*EXERCISE OBJECTIVE:* Pick out the lines in the listing below that contain the word "this" and copy them.
=== DATA LISTING ===
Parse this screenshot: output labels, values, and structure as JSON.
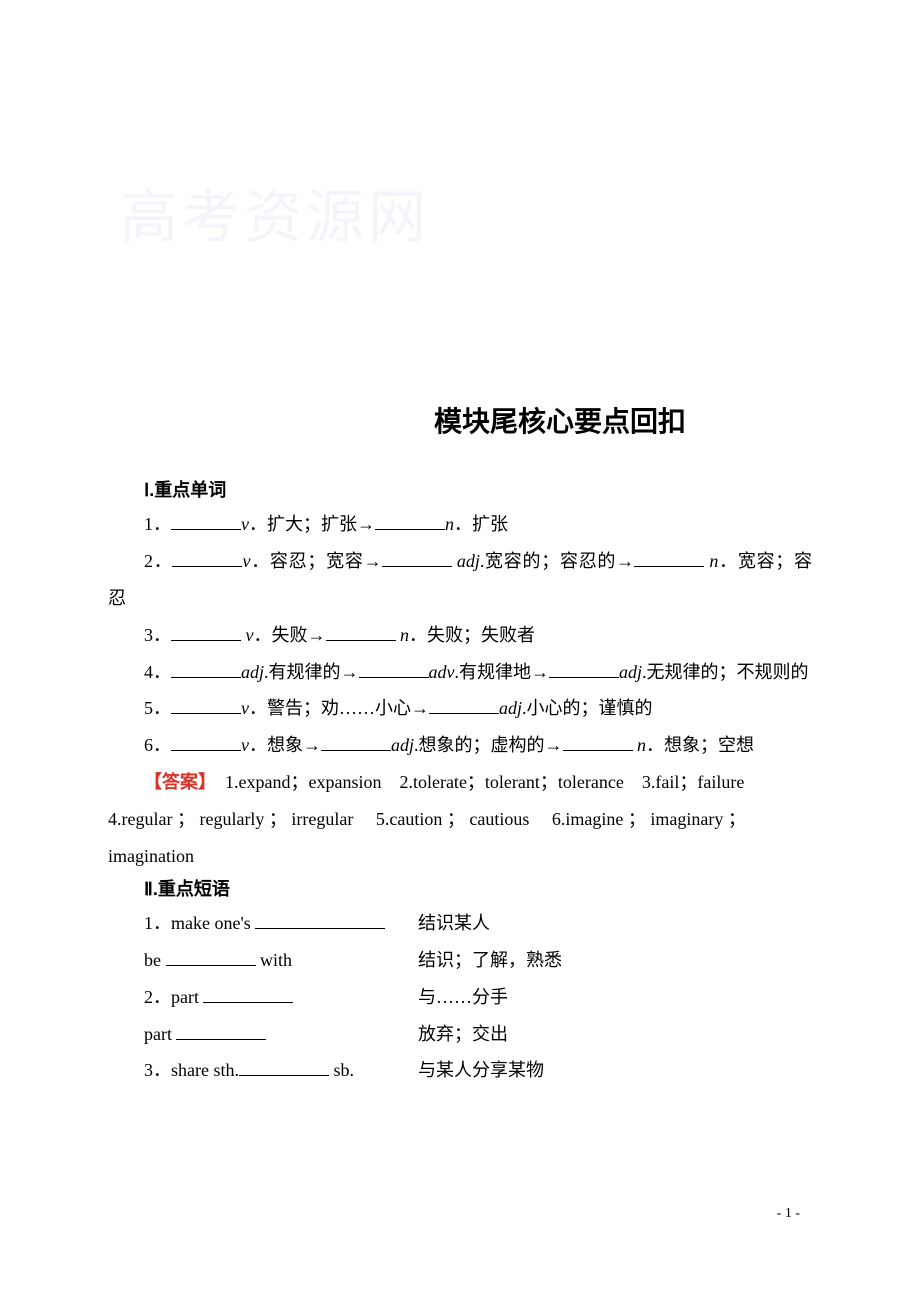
{
  "watermark": "高考资源网",
  "title": "模块尾核心要点回扣",
  "sections": {
    "s1_label": "Ⅰ.重点单词",
    "s2_label": "Ⅱ.重点短语"
  },
  "words": {
    "q1_a": "1．",
    "q1_b": "．扩大；扩张→",
    "q1_c": "．扩张",
    "q2_a": "2．",
    "q2_b": "．容忍；宽容→",
    "q2_c": ".宽容的；容忍的→",
    "q2_d": "．宽容；容忍",
    "q3_a": "3．",
    "q3_b": "．失败→",
    "q3_c": "．失败；失败者",
    "q4_a": "4．",
    "q4_b": ".有规律的→",
    "q4_c": ".有规律地→",
    "q4_d": ".无规律的；不规则的",
    "q5_a": "5．",
    "q5_b": "．警告；劝……小心→",
    "q5_c": ".小心的；谨慎的",
    "q6_a": "6．",
    "q6_b": "．想象→",
    "q6_c": ".想象的；虚构的→",
    "q6_d": "．想象；空想"
  },
  "pos": {
    "v": "v",
    "n": "n",
    "adj": "adj",
    "adv": "adv"
  },
  "answer": {
    "label": "【答案】",
    "text_line1": "　1.expand；expansion　2.tolerate；tolerant；tolerance　3.fail；failure",
    "text_line2": "4.regular ； regularly ； irregular　 5.caution ； cautious　 6.imagine ； imaginary ；",
    "text_line3": "imagination"
  },
  "phrases": {
    "p1_l": "1．make one's ",
    "p1_r": "结识某人",
    "p1b_l": "be ",
    "p1b_l2": " with",
    "p1b_r": "结识；了解，熟悉",
    "p2_l": "2．part ",
    "p2_r": "与……分手",
    "p2b_l": "part ",
    "p2b_r": "放弃；交出",
    "p3_l": "3．share sth.",
    "p3_l2": " sb.",
    "p3_r": "与某人分享某物"
  },
  "footer": "- 1 -",
  "colors": {
    "answer_label": "#d8342a",
    "text": "#000000",
    "watermark": "#f2f5fa",
    "bg": "#ffffff"
  }
}
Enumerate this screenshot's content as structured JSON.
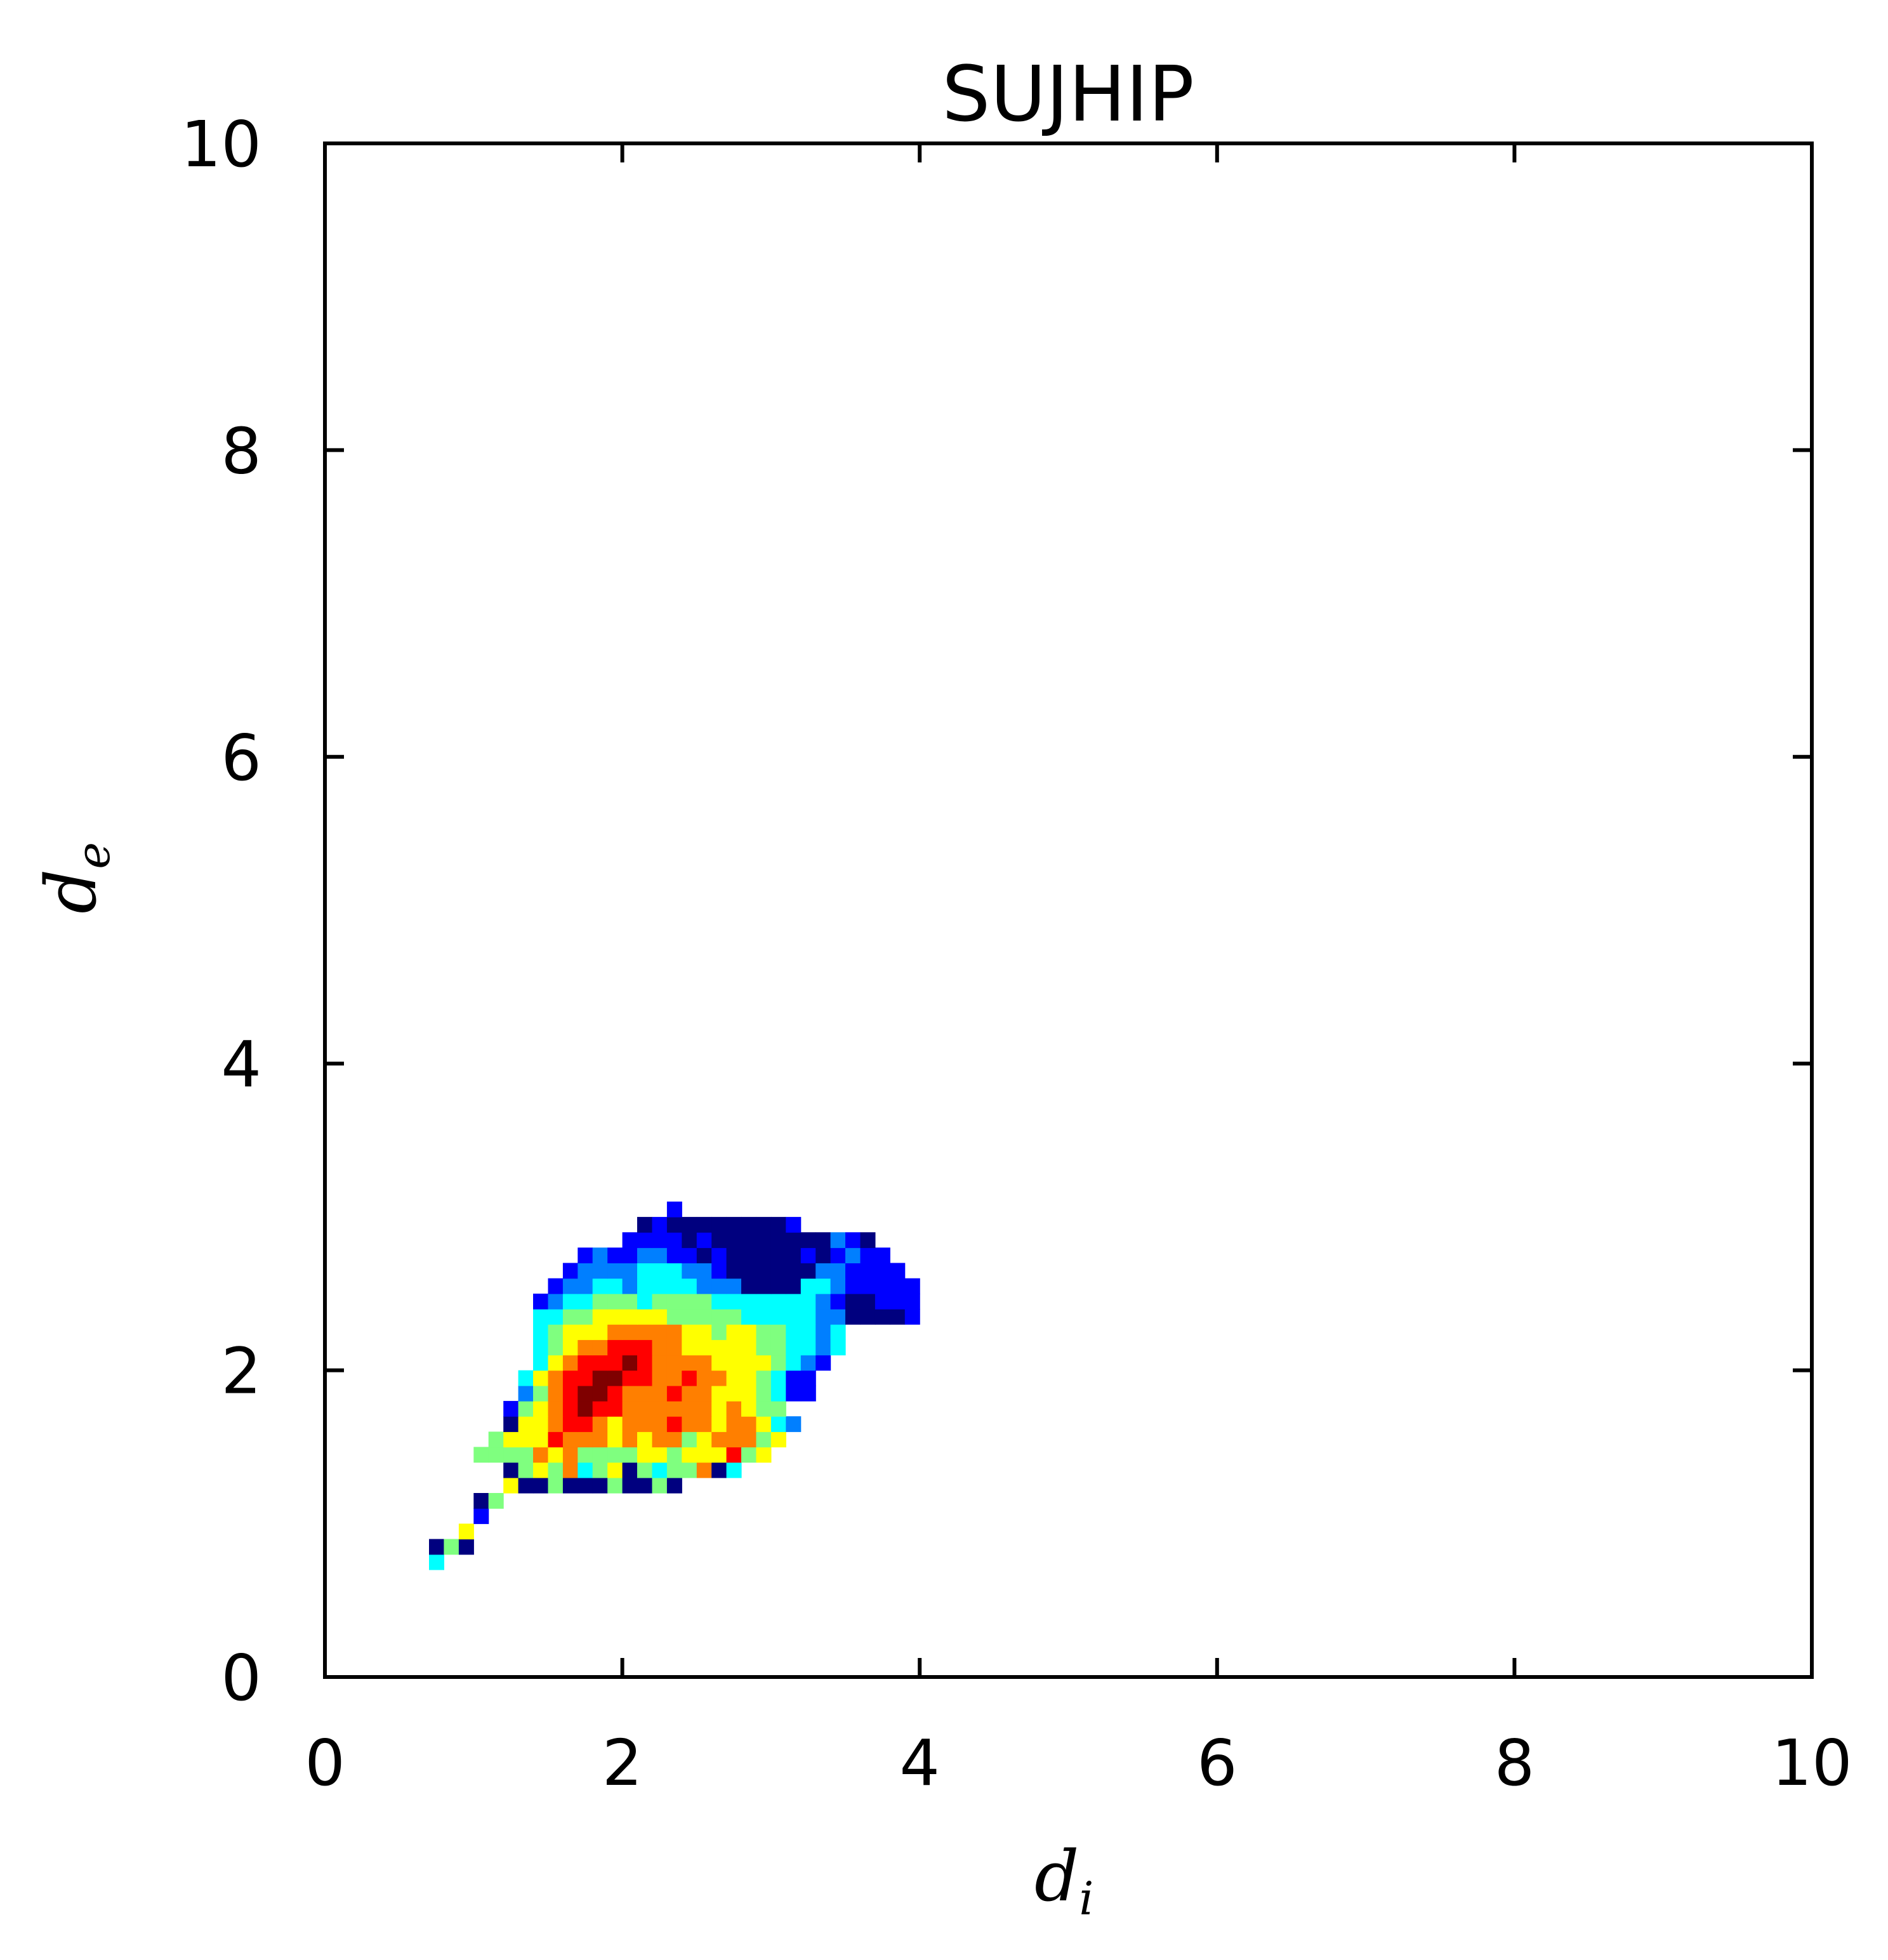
{
  "chart_data": {
    "type": "heatmap",
    "title": "SUJHIP",
    "xlabel": {
      "main": "d",
      "sub": "i"
    },
    "ylabel": {
      "main": "d",
      "sub": "e"
    },
    "xlim": [
      0,
      10
    ],
    "ylim": [
      0,
      10
    ],
    "xticks": [
      "0",
      "2",
      "4",
      "6",
      "8",
      "10"
    ],
    "yticks": [
      "0",
      "2",
      "4",
      "6",
      "8",
      "10"
    ],
    "bin_size": 0.1,
    "colormap": [
      "#00007f",
      "#0000ff",
      "#007fff",
      "#00ffff",
      "#7fff7f",
      "#ffff00",
      "#ff7f00",
      "#ff0000",
      "#7f0000"
    ],
    "rows": [
      {
        "y": 0.7,
        "x0": 0.7,
        "v": [
          3
        ]
      },
      {
        "y": 0.8,
        "x0": 0.7,
        "v": [
          0,
          4,
          0
        ]
      },
      {
        "y": 0.9,
        "x0": 0.9,
        "v": [
          5
        ]
      },
      {
        "y": 1.0,
        "x0": 1.0,
        "v": [
          1
        ]
      },
      {
        "y": 1.1,
        "x0": 1.0,
        "v": [
          0,
          4
        ]
      },
      {
        "y": 1.2,
        "x0": 1.2,
        "v": [
          5,
          0,
          0,
          4,
          0,
          0,
          0,
          4,
          0,
          0,
          4,
          0
        ]
      },
      {
        "y": 1.3,
        "x0": 1.2,
        "v": [
          0,
          4,
          5,
          4,
          6,
          3,
          4,
          5,
          0,
          4,
          3,
          4,
          4,
          6,
          0,
          3
        ]
      },
      {
        "y": 1.4,
        "x0": 1.0,
        "v": [
          4,
          4,
          4,
          4,
          6,
          5,
          6,
          4,
          4,
          4,
          4,
          5,
          5,
          4,
          5,
          5,
          5,
          7,
          4,
          5
        ]
      },
      {
        "y": 1.5,
        "x0": 1.1,
        "v": [
          4,
          5,
          5,
          5,
          7,
          6,
          6,
          6,
          5,
          6,
          5,
          6,
          6,
          4,
          5,
          6,
          6,
          6,
          4,
          5
        ]
      },
      {
        "y": 1.6,
        "x0": 1.2,
        "v": [
          0,
          5,
          5,
          6,
          7,
          7,
          6,
          5,
          6,
          6,
          6,
          7,
          6,
          6,
          5,
          6,
          6,
          5,
          3,
          2
        ]
      },
      {
        "y": 1.7,
        "x0": 1.2,
        "v": [
          1,
          4,
          5,
          6,
          7,
          8,
          7,
          7,
          6,
          6,
          6,
          6,
          6,
          6,
          5,
          6,
          5,
          4,
          4
        ]
      },
      {
        "y": 1.8,
        "x0": 1.3,
        "v": [
          2,
          4,
          6,
          7,
          8,
          8,
          7,
          6,
          6,
          6,
          7,
          6,
          6,
          5,
          5,
          5,
          4,
          3,
          1,
          1
        ]
      },
      {
        "y": 1.9,
        "x0": 1.3,
        "v": [
          3,
          5,
          6,
          7,
          7,
          8,
          8,
          7,
          7,
          6,
          6,
          7,
          6,
          6,
          5,
          5,
          4,
          3,
          1,
          1
        ]
      },
      {
        "y": 2.0,
        "x0": 1.4,
        "v": [
          3,
          5,
          6,
          7,
          7,
          7,
          8,
          7,
          6,
          6,
          6,
          6,
          5,
          5,
          5,
          5,
          4,
          3,
          2,
          1
        ]
      },
      {
        "y": 2.1,
        "x0": 1.4,
        "v": [
          3,
          4,
          5,
          6,
          6,
          7,
          7,
          7,
          6,
          6,
          5,
          5,
          5,
          5,
          5,
          4,
          4,
          3,
          3,
          2,
          3
        ]
      },
      {
        "y": 2.2,
        "x0": 1.4,
        "v": [
          3,
          4,
          5,
          5,
          5,
          6,
          6,
          6,
          6,
          6,
          5,
          5,
          4,
          5,
          5,
          4,
          4,
          3,
          3,
          2,
          3
        ]
      },
      {
        "y": 2.3,
        "x0": 1.4,
        "v": [
          3,
          3,
          4,
          4,
          5,
          5,
          5,
          5,
          5,
          4,
          4,
          4,
          4,
          4,
          3,
          3,
          3,
          3,
          3,
          2,
          2,
          0,
          0,
          0,
          0,
          1
        ]
      },
      {
        "y": 2.4,
        "x0": 1.4,
        "v": [
          1,
          2,
          3,
          3,
          4,
          4,
          4,
          3,
          4,
          4,
          4,
          4,
          3,
          3,
          3,
          3,
          3,
          3,
          3,
          2,
          1,
          0,
          0,
          1,
          1,
          1
        ]
      },
      {
        "y": 2.5,
        "x0": 1.5,
        "v": [
          1,
          2,
          2,
          3,
          3,
          2,
          3,
          3,
          3,
          3,
          2,
          2,
          2,
          0,
          0,
          0,
          0,
          3,
          3,
          2,
          1,
          1,
          1,
          1,
          1
        ]
      },
      {
        "y": 2.6,
        "x0": 1.6,
        "v": [
          1,
          2,
          2,
          2,
          2,
          3,
          3,
          3,
          2,
          2,
          1,
          0,
          0,
          0,
          0,
          0,
          0,
          2,
          2,
          1,
          1,
          1,
          1
        ]
      },
      {
        "y": 2.7,
        "x0": 1.7,
        "v": [
          1,
          2,
          1,
          1,
          2,
          2,
          1,
          1,
          0,
          1,
          0,
          0,
          0,
          0,
          0,
          1,
          0,
          1,
          2,
          1,
          1
        ]
      },
      {
        "y": 2.8,
        "x0": 2.0,
        "v": [
          1,
          1,
          1,
          1,
          0,
          1,
          0,
          0,
          0,
          0,
          0,
          0,
          0,
          0,
          2,
          1,
          0
        ]
      },
      {
        "y": 2.9,
        "x0": 2.1,
        "v": [
          0,
          1,
          0,
          0,
          0,
          0,
          0,
          0,
          0,
          0,
          1
        ]
      },
      {
        "y": 3.0,
        "x0": 2.3,
        "v": [
          1
        ]
      }
    ]
  }
}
===
*WRITTEN ANSWER:*
Parse this screenshot: output labels, values, and structure as JSON.
Enumerate this screenshot's content as structured JSON.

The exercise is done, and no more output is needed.